• **WHAT THIS TASK INVOLVES**: Can you print every record below exactly as written?

• **GIVEN INFORMATION**:
━━━━━━

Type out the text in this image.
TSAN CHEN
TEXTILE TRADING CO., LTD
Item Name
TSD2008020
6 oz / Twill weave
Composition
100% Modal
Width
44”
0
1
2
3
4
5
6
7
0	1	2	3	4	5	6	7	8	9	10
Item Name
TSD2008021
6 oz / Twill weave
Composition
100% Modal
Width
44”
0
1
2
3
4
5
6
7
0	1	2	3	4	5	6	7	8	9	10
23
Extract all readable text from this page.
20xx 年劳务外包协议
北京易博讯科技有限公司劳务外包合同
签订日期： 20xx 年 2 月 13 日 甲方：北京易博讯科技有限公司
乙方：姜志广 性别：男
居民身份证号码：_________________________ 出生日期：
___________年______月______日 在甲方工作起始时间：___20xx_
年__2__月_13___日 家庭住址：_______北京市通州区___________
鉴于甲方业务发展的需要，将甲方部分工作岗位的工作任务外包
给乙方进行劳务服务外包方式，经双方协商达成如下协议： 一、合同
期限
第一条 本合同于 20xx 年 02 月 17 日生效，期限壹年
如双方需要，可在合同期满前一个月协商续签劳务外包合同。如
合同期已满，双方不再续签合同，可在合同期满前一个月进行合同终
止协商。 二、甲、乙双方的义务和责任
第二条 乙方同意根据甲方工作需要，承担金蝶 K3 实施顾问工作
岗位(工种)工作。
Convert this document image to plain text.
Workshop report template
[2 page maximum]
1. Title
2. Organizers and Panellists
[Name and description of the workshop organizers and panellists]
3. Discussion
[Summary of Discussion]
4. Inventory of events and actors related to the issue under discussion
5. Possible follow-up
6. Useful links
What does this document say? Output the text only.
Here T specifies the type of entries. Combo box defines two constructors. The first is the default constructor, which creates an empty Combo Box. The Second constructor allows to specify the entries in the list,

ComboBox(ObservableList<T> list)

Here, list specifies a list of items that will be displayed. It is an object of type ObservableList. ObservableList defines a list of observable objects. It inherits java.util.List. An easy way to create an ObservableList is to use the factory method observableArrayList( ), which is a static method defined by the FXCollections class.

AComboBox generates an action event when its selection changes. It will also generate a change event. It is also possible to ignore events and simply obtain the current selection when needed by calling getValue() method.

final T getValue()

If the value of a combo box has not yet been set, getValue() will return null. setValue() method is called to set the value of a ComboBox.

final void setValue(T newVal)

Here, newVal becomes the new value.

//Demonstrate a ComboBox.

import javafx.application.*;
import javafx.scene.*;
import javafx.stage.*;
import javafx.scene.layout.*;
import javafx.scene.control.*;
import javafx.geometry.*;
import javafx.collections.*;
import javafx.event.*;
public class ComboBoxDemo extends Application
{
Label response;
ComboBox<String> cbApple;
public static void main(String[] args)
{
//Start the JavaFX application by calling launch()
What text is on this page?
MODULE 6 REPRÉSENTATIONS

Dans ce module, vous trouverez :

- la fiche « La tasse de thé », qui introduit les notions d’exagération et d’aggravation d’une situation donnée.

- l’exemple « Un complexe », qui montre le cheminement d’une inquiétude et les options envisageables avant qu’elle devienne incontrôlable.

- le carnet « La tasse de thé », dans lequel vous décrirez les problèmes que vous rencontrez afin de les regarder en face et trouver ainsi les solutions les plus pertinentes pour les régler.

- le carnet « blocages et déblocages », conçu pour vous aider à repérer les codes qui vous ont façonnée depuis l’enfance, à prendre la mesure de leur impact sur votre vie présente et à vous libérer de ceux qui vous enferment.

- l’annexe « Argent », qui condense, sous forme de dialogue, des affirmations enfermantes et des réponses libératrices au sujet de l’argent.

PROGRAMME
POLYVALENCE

━━━━━━

• **FINAL ANSWER**:
Type out the text in this image.
TSAN CHEN
TEXTILE TRADING CO., LTD
Item Name
TSD2008020
6 oz / Twill weave
Composition
100% Modal
Width
44”
0
1
2
3
4
5
6
7
0	1	2	3	4	5	6	7	8	9	10
Item Name
TSD2008021
6 oz / Twill weave
Composition
100% Modal
Width
44”
0
1
2
3
4
5
6
7
0	1	2	3	4	5	6	7	8	9	10
23
Extract all readable text from this page.
20xx 年劳务外包协议
北京易博讯科技有限公司劳务外包合同
签订日期： 20xx 年 2 月 13 日 甲方：北京易博讯科技有限公司
乙方：姜志广 性别：男
居民身份证号码：_________________________ 出生日期：
___________年______月______日 在甲方工作起始时间：___20xx_
年__2__月_13___日 家庭住址：_______北京市通州区___________
鉴于甲方业务发展的需要，将甲方部分工作岗位的工作任务外包
给乙方进行劳务服务外包方式，经双方协商达成如下协议： 一、合同
期限
第一条 本合同于 20xx 年 02 月 17 日生效，期限壹年
如双方需要，可在合同期满前一个月协商续签劳务外包合同。如
合同期已满，双方不再续签合同，可在合同期满前一个月进行合同终
止协商。 二、甲、乙双方的义务和责任
第二条 乙方同意根据甲方工作需要，承担金蝶 K3 实施顾问工作
岗位(工种)工作。
Convert this document image to plain text.
Workshop report template
[2 page maximum]
1. Title
2. Organizers and Panellists
[Name and description of the workshop organizers and panellists]
3. Discussion
[Summary of Discussion]
4. Inventory of events and actors related to the issue under discussion
5. Possible follow-up
6. Useful links
What does this document say? Output the text only.
Here T specifies the type of entries. Combo box defines two constructors. The first is the default constructor, which creates an empty Combo Box. The Second constructor allows to specify the entries in the list,

ComboBox(ObservableList<T> list)

Here, list specifies a list of items that will be displayed. It is an object of type ObservableList. ObservableList defines a list of observable objects. It inherits java.util.List. An easy way to create an ObservableList is to use the factory method observableArrayList( ), which is a static method defined by the FXCollections class.

AComboBox generates an action event when its selection changes. It will also generate a change event. It is also possible to ignore events and simply obtain the current selection when needed by calling getValue() method.

final T getValue()

If the value of a combo box has not yet been set, getValue() will return null. setValue() method is called to set the value of a ComboBox.

final void setValue(T newVal)

Here, newVal becomes the new value.

//Demonstrate a ComboBox.

import javafx.application.*;
import javafx.scene.*;
import javafx.stage.*;
import javafx.scene.layout.*;
import javafx.scene.control.*;
import javafx.geometry.*;
import javafx.collections.*;
import javafx.event.*;
public class ComboBoxDemo extends Application
{
Label response;
ComboBox<String> cbApple;
public static void main(String[] args)
{
//Start the JavaFX application by calling launch()
What text is on this page?
MODULE 6 REPRÉSENTATIONS

Dans ce module, vous trouverez :

- la fiche « La tasse de thé », qui introduit les notions d’exagération et d’aggravation d’une situation donnée.

- l’exemple « Un complexe », qui montre le cheminement d’une inquiétude et les options envisageables avant qu’elle devienne incontrôlable.

- le carnet « La tasse de thé », dans lequel vous décrirez les problèmes que vous rencontrez afin de les regarder en face et trouver ainsi les solutions les plus pertinentes pour les régler.

- le carnet « blocages et déblocages », conçu pour vous aider à repérer les codes qui vous ont façonnée depuis l’enfance, à prendre la mesure de leur impact sur votre vie présente et à vous libérer de ceux qui vous enferment.

- l’annexe « Argent », qui condense, sous forme de dialogue, des affirmations enfermantes et des réponses libératrices au sujet de l’argent.

PROGRAMME
POLYVALENCE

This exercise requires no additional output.